** START **

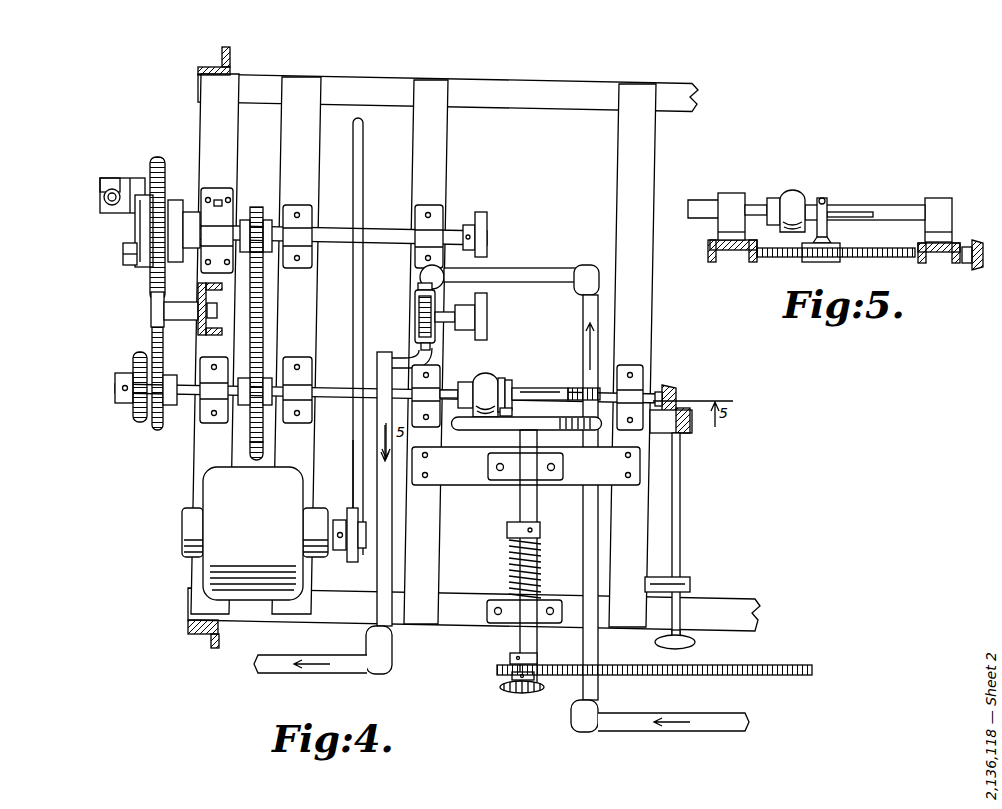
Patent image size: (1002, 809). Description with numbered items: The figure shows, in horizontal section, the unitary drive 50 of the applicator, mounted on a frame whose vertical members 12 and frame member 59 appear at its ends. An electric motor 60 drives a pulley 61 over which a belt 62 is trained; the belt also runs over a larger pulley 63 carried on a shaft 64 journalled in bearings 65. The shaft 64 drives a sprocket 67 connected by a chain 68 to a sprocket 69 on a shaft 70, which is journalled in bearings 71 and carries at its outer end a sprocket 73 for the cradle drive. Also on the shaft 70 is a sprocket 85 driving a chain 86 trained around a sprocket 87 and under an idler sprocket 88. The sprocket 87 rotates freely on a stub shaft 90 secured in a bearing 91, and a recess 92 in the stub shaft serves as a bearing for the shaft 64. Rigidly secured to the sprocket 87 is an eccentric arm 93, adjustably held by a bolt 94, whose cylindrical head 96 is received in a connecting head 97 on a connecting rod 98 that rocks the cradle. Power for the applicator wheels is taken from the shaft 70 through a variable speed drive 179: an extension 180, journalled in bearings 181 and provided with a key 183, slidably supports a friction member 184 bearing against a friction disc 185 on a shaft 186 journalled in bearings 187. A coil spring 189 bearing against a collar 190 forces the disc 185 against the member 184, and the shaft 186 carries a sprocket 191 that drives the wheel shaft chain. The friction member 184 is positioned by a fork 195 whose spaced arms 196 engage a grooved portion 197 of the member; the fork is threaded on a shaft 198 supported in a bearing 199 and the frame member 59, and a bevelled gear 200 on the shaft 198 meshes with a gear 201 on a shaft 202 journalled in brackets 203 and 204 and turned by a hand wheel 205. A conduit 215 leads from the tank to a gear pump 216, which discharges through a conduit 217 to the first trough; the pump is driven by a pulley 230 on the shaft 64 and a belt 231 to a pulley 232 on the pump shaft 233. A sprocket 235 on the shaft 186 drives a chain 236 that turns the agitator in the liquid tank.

In FIG. 4, the vertical members 12 is at (232, 55).
In FIG. 4, the unitary drive 50 is at (439, 352).
In FIG. 4, the frame member 59 is at (640, 298).
In FIG. 5, the frame member 59 is at (926, 264).
In FIG. 4, the electric motor 60 is at (222, 527).
In FIG. 4, the pulley 61 is at (347, 514).
In FIG. 4, the belt 62 is at (353, 463).
In FIG. 4, the larger pulley 63 is at (366, 182).
In FIG. 4, the shaft 64 is at (386, 228).
In FIG. 4, the bearings 65 is at (298, 230).
In FIG. 4, the sprocket 67 is at (256, 207).
In FIG. 4, the chain 68 is at (263, 325).
In FIG. 4, the sprocket 69 is at (263, 445).
In FIG. 4, the shaft 70 is at (327, 390).
In FIG. 5, the shaft 70 is at (704, 200).
In FIG. 4, the bearings 71 is at (212, 385).
In FIG. 4, the sprocket 73 is at (133, 362).
In FIG. 4, the sprocket 85 is at (170, 406).
In FIG. 4, the chain 86 is at (152, 350).
In FIG. 4, the sprocket 87 is at (150, 280).
In FIG. 4, the idler sprocket 88 is at (151, 313).
In FIG. 4, the stub shaft 90 is at (196, 215).
In FIG. 4, the bearing 91 is at (228, 205).
In FIG. 4, the recess 92 is at (185, 262).
In FIG. 4, the eccentric arm 93 is at (135, 226).
In FIG. 4, the bolt 94 is at (123, 255).
In FIG. 4, the cylindrical head 96 is at (140, 178).
In FIG. 4, the connecting head 97 is at (105, 180).
In FIG. 4, the connecting rod 98 is at (104, 195).
In FIG. 4, the variable speed drive 179 is at (520, 372).
In FIG. 4, the extension 180 is at (540, 388).
In FIG. 5, the extension 180 is at (888, 205).
In FIG. 4, the bearings 181 is at (432, 390).
In FIG. 5, the bearings 181 is at (743, 178).
In FIG. 4, the key 183 is at (574, 388).
In FIG. 5, the key 183 is at (850, 213).
In FIG. 4, the friction member 184 is at (483, 377).
In FIG. 5, the friction member 184 is at (785, 192).
In FIG. 4, the friction disc 185 is at (480, 430).
In FIG. 4, the shaft 186 is at (520, 500).
In FIG. 4, the bearings 187 is at (533, 470).
In FIG. 4, the coil spring 189 is at (509, 565).
In FIG. 4, the collar 190 is at (508, 537).
In FIG. 4, the sprocket 191 is at (523, 693).
In FIG. 5, the fork 195 is at (830, 243).
In FIG. 4, the spaced arms 196 is at (512, 411).
In FIG. 5, the spaced arms 196 is at (821, 198).
In FIG. 5, the grooved portion 197 is at (824, 200).
In FIG. 5, the shaft 198 is at (862, 258).
In FIG. 5, the bearing 199 is at (757, 263).
In FIG. 4, the bevelled gear 200 is at (672, 388).
In FIG. 5, the bevelled gear 200 is at (976, 240).
In FIG. 4, the gear 201 is at (692, 418).
In FIG. 4, the shaft 202 is at (680, 500).
In FIG. 4, the bracket 203 is at (688, 433).
In FIG. 4, the bracket 204 is at (690, 585).
In FIG. 4, the hand wheel 205 is at (693, 645).
In FIG. 4, the conduit 215 is at (557, 273).
In FIG. 4, the gear pump 216 is at (415, 318).
In FIG. 4, the conduit 217 is at (392, 514).
In FIG. 4, the pulley 230 is at (490, 220).
In FIG. 4, the belt 231 is at (480, 270).
In FIG. 4, the pulley 232 is at (488, 312).
In FIG. 4, the shaft 233 is at (480, 330).
In FIG. 4, the sprocket 235 is at (510, 660).
In FIG. 4, the chain 236 is at (622, 677).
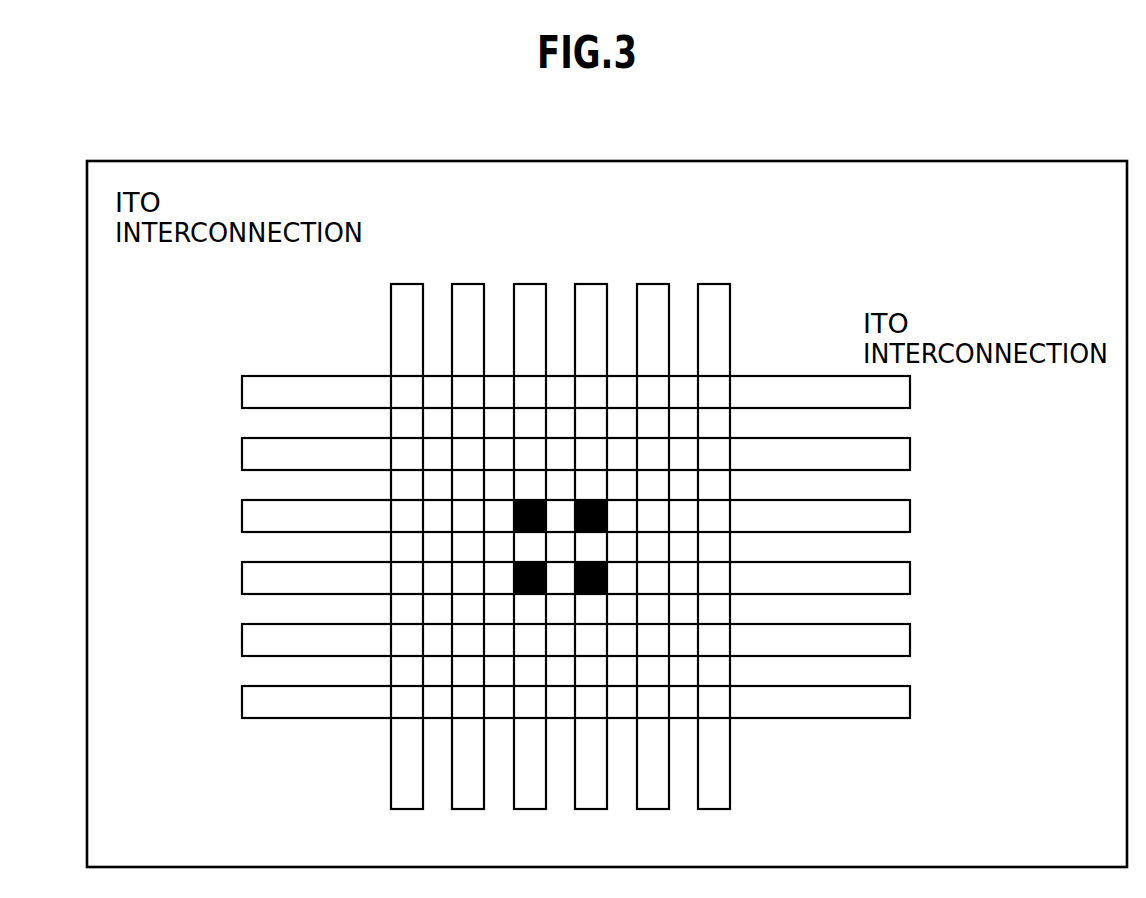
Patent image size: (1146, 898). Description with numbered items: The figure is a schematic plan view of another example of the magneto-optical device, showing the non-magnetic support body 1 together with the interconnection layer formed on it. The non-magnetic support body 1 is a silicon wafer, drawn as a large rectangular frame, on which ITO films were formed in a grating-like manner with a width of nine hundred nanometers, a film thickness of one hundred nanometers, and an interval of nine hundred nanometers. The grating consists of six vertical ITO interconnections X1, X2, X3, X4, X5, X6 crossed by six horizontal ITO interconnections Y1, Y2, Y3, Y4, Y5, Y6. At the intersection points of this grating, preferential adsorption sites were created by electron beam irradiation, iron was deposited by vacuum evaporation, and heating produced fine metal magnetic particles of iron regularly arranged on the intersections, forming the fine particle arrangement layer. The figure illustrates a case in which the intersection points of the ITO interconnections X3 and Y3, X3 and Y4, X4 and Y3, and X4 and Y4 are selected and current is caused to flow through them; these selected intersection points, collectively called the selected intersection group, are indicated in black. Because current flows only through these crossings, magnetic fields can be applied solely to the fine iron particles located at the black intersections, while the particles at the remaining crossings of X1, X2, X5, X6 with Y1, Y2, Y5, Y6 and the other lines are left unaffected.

The non-magnetic support body 1 is at (87, 749).
The ITO interconnection X1 is at (405, 284).
The ITO interconnection X2 is at (466, 284).
The ITO interconnection X3 is at (528, 284).
The ITO interconnection X4 is at (589, 284).
The ITO interconnection X5 is at (651, 284).
The ITO interconnection X6 is at (712, 284).
The ITO interconnection Y1 is at (912, 391).
The ITO interconnection Y2 is at (912, 453).
The ITO interconnection Y3 is at (912, 515).
The ITO interconnection Y4 is at (912, 577).
The ITO interconnection Y5 is at (912, 639).
The ITO interconnection Y6 is at (912, 701).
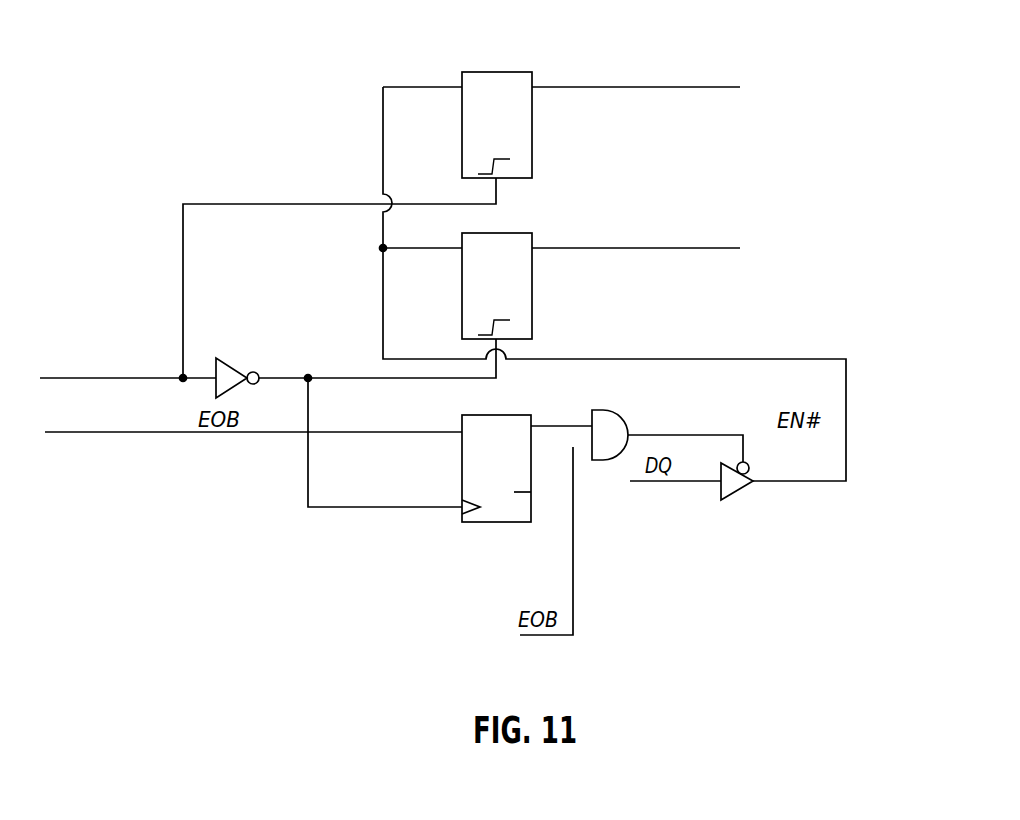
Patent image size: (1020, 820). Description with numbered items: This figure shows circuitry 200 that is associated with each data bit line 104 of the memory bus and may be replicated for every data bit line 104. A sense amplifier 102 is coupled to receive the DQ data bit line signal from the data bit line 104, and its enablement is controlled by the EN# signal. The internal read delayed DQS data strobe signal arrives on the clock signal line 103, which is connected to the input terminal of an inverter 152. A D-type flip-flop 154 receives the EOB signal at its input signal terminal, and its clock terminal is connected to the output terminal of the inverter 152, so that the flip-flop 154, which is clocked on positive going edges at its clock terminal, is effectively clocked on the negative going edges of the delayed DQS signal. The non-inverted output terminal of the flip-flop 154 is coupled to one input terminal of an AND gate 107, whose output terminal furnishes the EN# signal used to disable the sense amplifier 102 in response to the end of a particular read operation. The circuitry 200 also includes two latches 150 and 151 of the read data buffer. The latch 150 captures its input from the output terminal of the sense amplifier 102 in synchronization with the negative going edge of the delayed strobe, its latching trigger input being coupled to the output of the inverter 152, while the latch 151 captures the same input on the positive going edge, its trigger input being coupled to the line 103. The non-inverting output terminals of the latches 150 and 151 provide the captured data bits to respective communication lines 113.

The circuitry 200 is at (808, 187).
The clock signal line 103 is at (183, 378).
The inverter 152 is at (251, 366).
The latch 151 is at (499, 71).
The latch 150 is at (499, 232).
The communication lines 113 is at (603, 87).
The D-type flip-flop 154 is at (480, 415).
The AND gate 107 is at (623, 418).
The sense amplifier 102 is at (738, 492).
The data bit line 104 is at (665, 481).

** END **

* Aim of the task
Give the lines of the data from the one containing "Patent image size: (1146, 898)." through the one containing "The ITO interconnection X1 is at (405, 284)." again, swapping "schematic plan view" for "schematic top view" and leaving everything else untouched.

* Reply to the task
Patent image size: (1146, 898). Description with numbered items: The figure is a schematic top view of another example of the magneto-optical device, showing the non-magnetic support body 1 together with the interconnection layer formed on it. The non-magnetic support body 1 is a silicon wafer, drawn as a large rectangular frame, on which ITO films were formed in a grating-like manner with a width of nine hundred nanometers, a film thickness of one hundred nanometers, and an interval of nine hundred nanometers. The grating consists of six vertical ITO interconnections X1, X2, X3, X4, X5, X6 crossed by six horizontal ITO interconnections Y1, Y2, Y3, Y4, Y5, Y6. At the intersection points of this grating, preferential adsorption sites were created by electron beam irradiation, iron was deposited by vacuum evaporation, and heating produced fine metal magnetic particles of iron regularly arranged on the intersections, forming the fine particle arrangement layer. The figure illustrates a case in which the intersection points of the ITO interconnections X3 and Y3, X3 and Y4, X4 and Y3, and X4 and Y4 are selected and current is caused to flow through them; these selected intersection points, collectively called the selected intersection group, are indicated in black. Because current flows only through these crossings, magnetic fields can be applied solely to the fine iron particles located at the black intersections, while the particles at the remaining crossings of X1, X2, X5, X6 with Y1, Y2, Y5, Y6 and the other lines are left unaffected.

The non-magnetic support body 1 is at (87, 749).
The ITO interconnection X1 is at (405, 284).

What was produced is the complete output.